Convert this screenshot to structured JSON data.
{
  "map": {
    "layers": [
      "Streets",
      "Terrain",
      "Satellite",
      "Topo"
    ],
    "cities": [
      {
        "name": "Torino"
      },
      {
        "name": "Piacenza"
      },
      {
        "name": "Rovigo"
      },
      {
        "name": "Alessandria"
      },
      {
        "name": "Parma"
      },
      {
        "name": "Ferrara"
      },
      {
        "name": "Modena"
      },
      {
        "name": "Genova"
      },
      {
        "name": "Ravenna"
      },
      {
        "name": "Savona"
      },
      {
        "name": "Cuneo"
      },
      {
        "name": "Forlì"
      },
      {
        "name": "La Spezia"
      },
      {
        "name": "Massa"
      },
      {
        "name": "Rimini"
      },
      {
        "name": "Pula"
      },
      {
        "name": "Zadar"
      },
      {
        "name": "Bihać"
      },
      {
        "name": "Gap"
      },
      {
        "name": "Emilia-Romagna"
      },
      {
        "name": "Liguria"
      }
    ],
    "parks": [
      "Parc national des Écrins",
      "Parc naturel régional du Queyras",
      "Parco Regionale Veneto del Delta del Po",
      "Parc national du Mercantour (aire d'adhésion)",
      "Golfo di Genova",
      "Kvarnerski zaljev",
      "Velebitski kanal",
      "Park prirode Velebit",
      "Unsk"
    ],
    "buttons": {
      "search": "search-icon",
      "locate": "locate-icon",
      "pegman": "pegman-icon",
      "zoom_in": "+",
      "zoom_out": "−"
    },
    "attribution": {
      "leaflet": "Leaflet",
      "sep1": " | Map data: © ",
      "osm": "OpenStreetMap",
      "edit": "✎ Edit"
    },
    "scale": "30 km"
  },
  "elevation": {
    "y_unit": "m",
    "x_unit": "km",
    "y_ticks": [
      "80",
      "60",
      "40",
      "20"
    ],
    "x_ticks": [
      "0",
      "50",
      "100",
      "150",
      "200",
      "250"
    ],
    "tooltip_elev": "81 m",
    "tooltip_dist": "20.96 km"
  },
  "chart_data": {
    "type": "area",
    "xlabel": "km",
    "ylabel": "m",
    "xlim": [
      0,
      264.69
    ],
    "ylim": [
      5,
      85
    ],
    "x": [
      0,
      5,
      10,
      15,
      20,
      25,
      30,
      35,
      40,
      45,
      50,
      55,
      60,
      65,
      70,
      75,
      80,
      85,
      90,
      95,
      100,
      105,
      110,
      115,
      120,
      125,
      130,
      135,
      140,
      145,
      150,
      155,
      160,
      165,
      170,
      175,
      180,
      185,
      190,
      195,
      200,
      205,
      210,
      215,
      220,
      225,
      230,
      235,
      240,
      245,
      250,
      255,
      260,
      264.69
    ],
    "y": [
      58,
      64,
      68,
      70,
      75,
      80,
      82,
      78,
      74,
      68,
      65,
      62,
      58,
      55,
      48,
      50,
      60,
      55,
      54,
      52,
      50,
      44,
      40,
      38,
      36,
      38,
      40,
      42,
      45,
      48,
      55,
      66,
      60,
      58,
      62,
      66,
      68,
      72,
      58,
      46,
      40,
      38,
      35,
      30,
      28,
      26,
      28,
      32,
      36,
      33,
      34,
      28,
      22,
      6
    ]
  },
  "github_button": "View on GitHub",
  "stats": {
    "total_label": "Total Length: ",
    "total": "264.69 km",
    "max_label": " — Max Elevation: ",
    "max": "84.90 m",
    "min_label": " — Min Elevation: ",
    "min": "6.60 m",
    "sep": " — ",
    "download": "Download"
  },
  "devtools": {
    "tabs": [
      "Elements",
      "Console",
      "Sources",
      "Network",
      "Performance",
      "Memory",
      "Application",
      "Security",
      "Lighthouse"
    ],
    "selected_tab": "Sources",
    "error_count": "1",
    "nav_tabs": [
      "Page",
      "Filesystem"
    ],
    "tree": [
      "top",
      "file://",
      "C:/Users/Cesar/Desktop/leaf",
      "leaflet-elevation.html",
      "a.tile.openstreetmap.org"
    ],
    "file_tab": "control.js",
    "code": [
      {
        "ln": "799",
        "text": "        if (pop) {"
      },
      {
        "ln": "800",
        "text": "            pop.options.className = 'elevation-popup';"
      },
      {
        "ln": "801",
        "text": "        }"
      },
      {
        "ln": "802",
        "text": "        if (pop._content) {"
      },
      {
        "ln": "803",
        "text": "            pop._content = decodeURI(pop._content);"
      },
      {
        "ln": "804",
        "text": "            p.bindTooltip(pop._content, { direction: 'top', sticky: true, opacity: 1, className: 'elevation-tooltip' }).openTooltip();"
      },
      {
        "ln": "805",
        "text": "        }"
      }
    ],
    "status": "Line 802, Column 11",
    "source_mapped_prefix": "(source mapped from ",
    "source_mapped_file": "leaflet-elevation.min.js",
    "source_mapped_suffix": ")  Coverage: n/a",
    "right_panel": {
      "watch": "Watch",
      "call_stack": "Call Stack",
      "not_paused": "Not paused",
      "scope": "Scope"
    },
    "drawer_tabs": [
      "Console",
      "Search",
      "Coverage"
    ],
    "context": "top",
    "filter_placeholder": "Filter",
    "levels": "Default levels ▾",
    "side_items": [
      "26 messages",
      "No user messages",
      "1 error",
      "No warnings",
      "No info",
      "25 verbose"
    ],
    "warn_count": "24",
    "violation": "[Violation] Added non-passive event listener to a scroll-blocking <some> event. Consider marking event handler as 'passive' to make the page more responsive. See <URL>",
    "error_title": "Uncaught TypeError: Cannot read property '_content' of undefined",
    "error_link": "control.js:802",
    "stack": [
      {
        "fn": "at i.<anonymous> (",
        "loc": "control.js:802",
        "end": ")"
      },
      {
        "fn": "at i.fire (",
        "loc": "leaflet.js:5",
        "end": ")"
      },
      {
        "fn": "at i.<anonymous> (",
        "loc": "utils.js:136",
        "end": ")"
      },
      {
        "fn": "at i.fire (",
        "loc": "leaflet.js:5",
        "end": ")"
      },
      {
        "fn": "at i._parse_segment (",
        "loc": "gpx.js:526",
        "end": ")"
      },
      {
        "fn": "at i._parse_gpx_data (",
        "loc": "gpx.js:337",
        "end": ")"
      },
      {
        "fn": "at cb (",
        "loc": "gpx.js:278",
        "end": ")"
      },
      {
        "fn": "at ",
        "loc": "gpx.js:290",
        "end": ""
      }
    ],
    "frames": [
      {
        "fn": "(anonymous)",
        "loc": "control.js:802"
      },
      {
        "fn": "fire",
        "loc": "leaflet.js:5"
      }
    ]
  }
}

-=-=-

§ WRITTEN TASK: Return the lines above exactly, keeping every word.

§ EXERCISE RESULT:
Convert this screenshot to structured JSON data.
{
  "map": {
    "layers": [
      "Streets",
      "Terrain",
      "Satellite",
      "Topo"
    ],
    "cities": [
      {
        "name": "Torino"
      },
      {
        "name": "Piacenza"
      },
      {
        "name": "Rovigo"
      },
      {
        "name": "Alessandria"
      },
      {
        "name": "Parma"
      },
      {
        "name": "Ferrara"
      },
      {
        "name": "Modena"
      },
      {
        "name": "Genova"
      },
      {
        "name": "Ravenna"
      },
      {
        "name": "Savona"
      },
      {
        "name": "Cuneo"
      },
      {
        "name": "Forlì"
      },
      {
        "name": "La Spezia"
      },
      {
        "name": "Massa"
      },
      {
        "name": "Rimini"
      },
      {
        "name": "Pula"
      },
      {
        "name": "Zadar"
      },
      {
        "name": "Bihać"
      },
      {
        "name": "Gap"
      },
      {
        "name": "Emilia-Romagna"
      },
      {
        "name": "Liguria"
      }
    ],
    "parks": [
      "Parc national des Écrins",
      "Parc naturel régional du Queyras",
      "Parco Regionale Veneto del Delta del Po",
      "Parc national du Mercantour (aire d'adhésion)",
      "Golfo di Genova",
      "Kvarnerski zaljev",
      "Velebitski kanal",
      "Park prirode Velebit",
      "Unsk"
    ],
    "buttons": {
      "search": "search-icon",
      "locate": "locate-icon",
      "pegman": "pegman-icon",
      "zoom_in": "+",
      "zoom_out": "−"
    },
    "attribution": {
      "leaflet": "Leaflet",
      "sep1": " | Map data: © ",
      "osm": "OpenStreetMap",
      "edit": "✎ Edit"
    },
    "scale": "30 km"
  },
  "elevation": {
    "y_unit": "m",
    "x_unit": "km",
    "y_ticks": [
      "80",
      "60",
      "40",
      "20"
    ],
    "x_ticks": [
      "0",
      "50",
      "100",
      "150",
      "200",
      "250"
    ],
    "tooltip_elev": "81 m",
    "tooltip_dist": "20.96 km"
  },
  "chart_data": {
    "type": "area",
    "xlabel": "km",
    "ylabel": "m",
    "xlim": [
      0,
      264.69
    ],
    "ylim": [
      5,
      85
    ],
    "x": [
      0,
      5,
      10,
      15,
      20,
      25,
      30,
      35,
      40,
      45,
      50,
      55,
      60,
      65,
      70,
      75,
      80,
      85,
      90,
      95,
      100,
      105,
      110,
      115,
      120,
      125,
      130,
      135,
      140,
      145,
      150,
      155,
      160,
      165,
      170,
      175,
      180,
      185,
      190,
      195,
      200,
      205,
      210,
      215,
      220,
      225,
      230,
      235,
      240,
      245,
      250,
      255,
      260,
      264.69
    ],
    "y": [
      58,
      64,
      68,
      70,
      75,
      80,
      82,
      78,
      74,
      68,
      65,
      62,
      58,
      55,
      48,
      50,
      60,
      55,
      54,
      52,
      50,
      44,
      40,
      38,
      36,
      38,
      40,
      42,
      45,
      48,
      55,
      66,
      60,
      58,
      62,
      66,
      68,
      72,
      58,
      46,
      40,
      38,
      35,
      30,
      28,
      26,
      28,
      32,
      36,
      33,
      34,
      28,
      22,
      6
    ]
  },
  "github_button": "View on GitHub",
  "stats": {
    "total_label": "Total Length: ",
    "total": "264.69 km",
    "max_label": " — Max Elevation: ",
    "max": "84.90 m",
    "min_label": " — Min Elevation: ",
    "min": "6.60 m",
    "sep": " — ",
    "download": "Download"
  },
  "devtools": {
    "tabs": [
      "Elements",
      "Console",
      "Sources",
      "Network",
      "Performance",
      "Memory",
      "Application",
      "Security",
      "Lighthouse"
    ],
    "selected_tab": "Sources",
    "error_count": "1",
    "nav_tabs": [
      "Page",
      "Filesystem"
    ],
    "tree": [
      "top",
      "file://",
      "C:/Users/Cesar/Desktop/leaf",
      "leaflet-elevation.html",
      "a.tile.openstreetmap.org"
    ],
    "file_tab": "control.js",
    "code": [
      {
        "ln": "799",
        "text": "        if (pop) {"
      },
      {
        "ln": "800",
        "text": "            pop.options.className = 'elevation-popup';"
      },
      {
        "ln": "801",
        "text": "        }"
      },
      {
        "ln": "802",
        "text": "        if (pop._content) {"
      },
      {
        "ln": "803",
        "text": "            pop._content = decodeURI(pop._content);"
      },
      {
        "ln": "804",
        "text": "            p.bindTooltip(pop._content, { direction: 'top', sticky: true, opacity: 1, className: 'elevation-tooltip' }).openTooltip();"
      },
      {
        "ln": "805",
        "text": "        }"
      }
    ],
    "status": "Line 802, Column 11",
    "source_mapped_prefix": "(source mapped from ",
    "source_mapped_file": "leaflet-elevation.min.js",
    "source_mapped_suffix": ")  Coverage: n/a",
    "right_panel": {
      "watch": "Watch",
      "call_stack": "Call Stack",
      "not_paused": "Not paused",
      "scope": "Scope"
    },
    "drawer_tabs": [
      "Console",
      "Search",
      "Coverage"
    ],
    "context": "top",
    "filter_placeholder": "Filter",
    "levels": "Default levels ▾",
    "side_items": [
      "26 messages",
      "No user messages",
      "1 error",
      "No warnings",
      "No info",
      "25 verbose"
    ],
    "warn_count": "24",
    "violation": "[Violation] Added non-passive event listener to a scroll-blocking <some> event. Consider marking event handler as 'passive' to make the page more responsive. See <URL>",
    "error_title": "Uncaught TypeError: Cannot read property '_content' of undefined",
    "error_link": "control.js:802",
    "stack": [
      {
        "fn": "at i.<anonymous> (",
        "loc": "control.js:802",
        "end": ")"
      },
      {
        "fn": "at i.fire (",
        "loc": "leaflet.js:5",
        "end": ")"
      },
      {
        "fn": "at i.<anonymous> (",
        "loc": "utils.js:136",
        "end": ")"
      },
      {
        "fn": "at i.fire (",
        "loc": "leaflet.js:5",
        "end": ")"
      },
      {
        "fn": "at i._parse_segment (",
        "loc": "gpx.js:526",
        "end": ")"
      },
      {
        "fn": "at i._parse_gpx_data (",
        "loc": "gpx.js:337",
        "end": ")"
      },
      {
        "fn": "at cb (",
        "loc": "gpx.js:278",
        "end": ")"
      },
      {
        "fn": "at ",
        "loc": "gpx.js:290",
        "end": ""
      }
    ],
    "frames": [
      {
        "fn": "(anonymous)",
        "loc": "control.js:802"
      },
      {
        "fn": "fire",
        "loc": "leaflet.js:5"
      }
    ]
  }
}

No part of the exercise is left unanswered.